--- begin ---

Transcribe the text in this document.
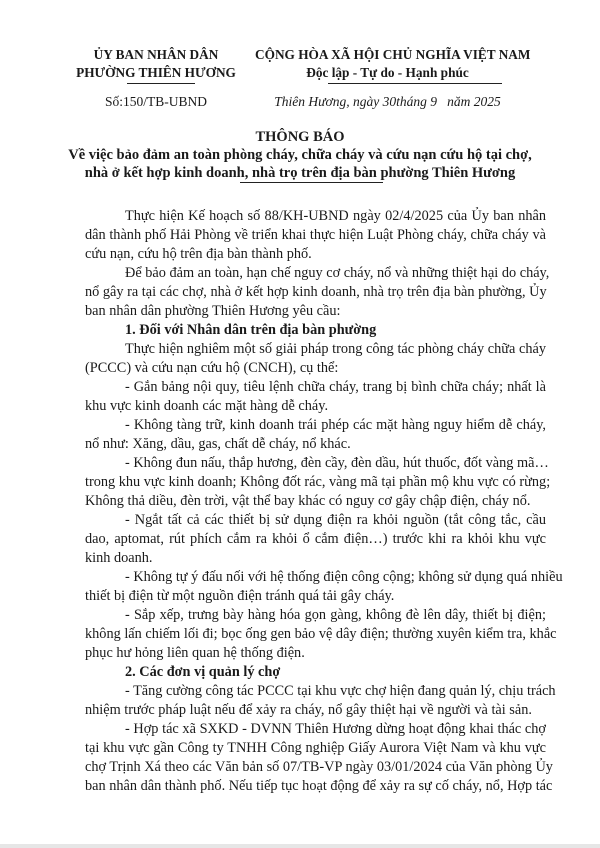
ỦY BAN NHÂN DÂN
PHƯỜNG THIÊN HƯƠNG
CỘNG HÒA XÃ HỘI CHỦ NGHĨA VIỆT NAM
Độc lập - Tự do - Hạnh phúc
Số:150/TB-UBND	Thiên Hương, ngày 30tháng 9   năm 2025
THÔNG BÁO
Về việc bảo đảm an toàn phòng cháy, chữa cháy và cứu nạn cứu hộ tại chợ,
nhà ở kết hợp kinh doanh, nhà trọ trên địa bàn phường Thiên Hương
Thực hiện Kế hoạch số 88/KH-UBND ngày 02/4/2025 của Ủy ban nhân
dân thành phố Hải Phòng về triển khai thực hiện Luật Phòng cháy, chữa cháy và
cứu nạn, cứu hộ trên địa bàn thành phố.
Để bảo đảm an toàn, hạn chế nguy cơ cháy, nổ và những thiệt hại do cháy,
nổ gây ra tại các chợ, nhà ở kết hợp kinh doanh, nhà trọ trên địa bàn phường, Ủy
ban nhân dân phường Thiên Hương yêu cầu:
1. Đối với Nhân dân trên địa bàn phường
Thực hiện nghiêm một số giải pháp trong công tác phòng cháy chữa cháy
(PCCC) và cứu nạn cứu hộ (CNCH), cụ thể:
- Gắn bảng nội quy, tiêu lệnh chữa cháy, trang bị bình chữa cháy; nhất là
khu vực kinh doanh các mặt hàng dễ cháy.
- Không tàng trữ, kinh doanh trái phép các mặt hàng nguy hiểm dễ cháy,
nổ như: Xăng, dầu, gas, chất dễ cháy, nổ khác.
- Không đun nấu, thắp hương, đèn cầy, đèn dầu, hút thuốc, đốt vàng mã…
trong khu vực kinh doanh; Không đốt rác, vàng mã tại phần mộ khu vực có rừng;
Không thả diều, đèn trời, vật thể bay khác có nguy cơ gây chập điện, cháy nổ.
- Ngắt tất cả các thiết bị sử dụng điện ra khỏi nguồn (tắt công tắc, cầu
dao, aptomat, rút phích cắm ra khỏi ổ cắm điện…) trước khi ra khỏi khu vực
kinh doanh.
- Không tự ý đấu nối với hệ thống điện công cộng; không sử dụng quá nhiều
thiết bị điện từ một nguồn điện tránh quá tải gây cháy.
- Sắp xếp, trưng bày hàng hóa gọn gàng, không đè lên dây, thiết bị điện;
không lấn chiếm lối đi; bọc ống gen bảo vệ dây điện; thường xuyên kiểm tra, khắc
phục hư hỏng liên quan hệ thống điện.
2. Các đơn vị quản lý chợ
- Tăng cường công tác PCCC tại khu vực chợ hiện đang quản lý, chịu trách
nhiệm trước pháp luật nếu để xảy ra cháy, nổ gây thiệt hại về người và tài sản.
- Hợp tác xã SXKD - DVNN Thiên Hương dừng hoạt động khai thác chợ
tại khu vực gần Công ty TNHH Công nghiệp Giấy Aurora Việt Nam và khu vực
chợ Trịnh Xá theo các Văn bản số 07/TB-VP ngày 03/01/2024 của Văn phòng Ủy
ban nhân dân thành phố. Nếu tiếp tục hoạt động để xảy ra sự cố cháy, nổ, Hợp tác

--- end ---

[TASK INSTRUCTIONS] Identify and copy lines that hold the string "nguồn".

[SOLUTION TO THIS PROBLEM]
- Ngắt tất cả các thiết bị sử dụng điện ra khỏi nguồn (tắt công tắc, cầu
thiết bị điện từ một nguồn điện tránh quá tải gây cháy.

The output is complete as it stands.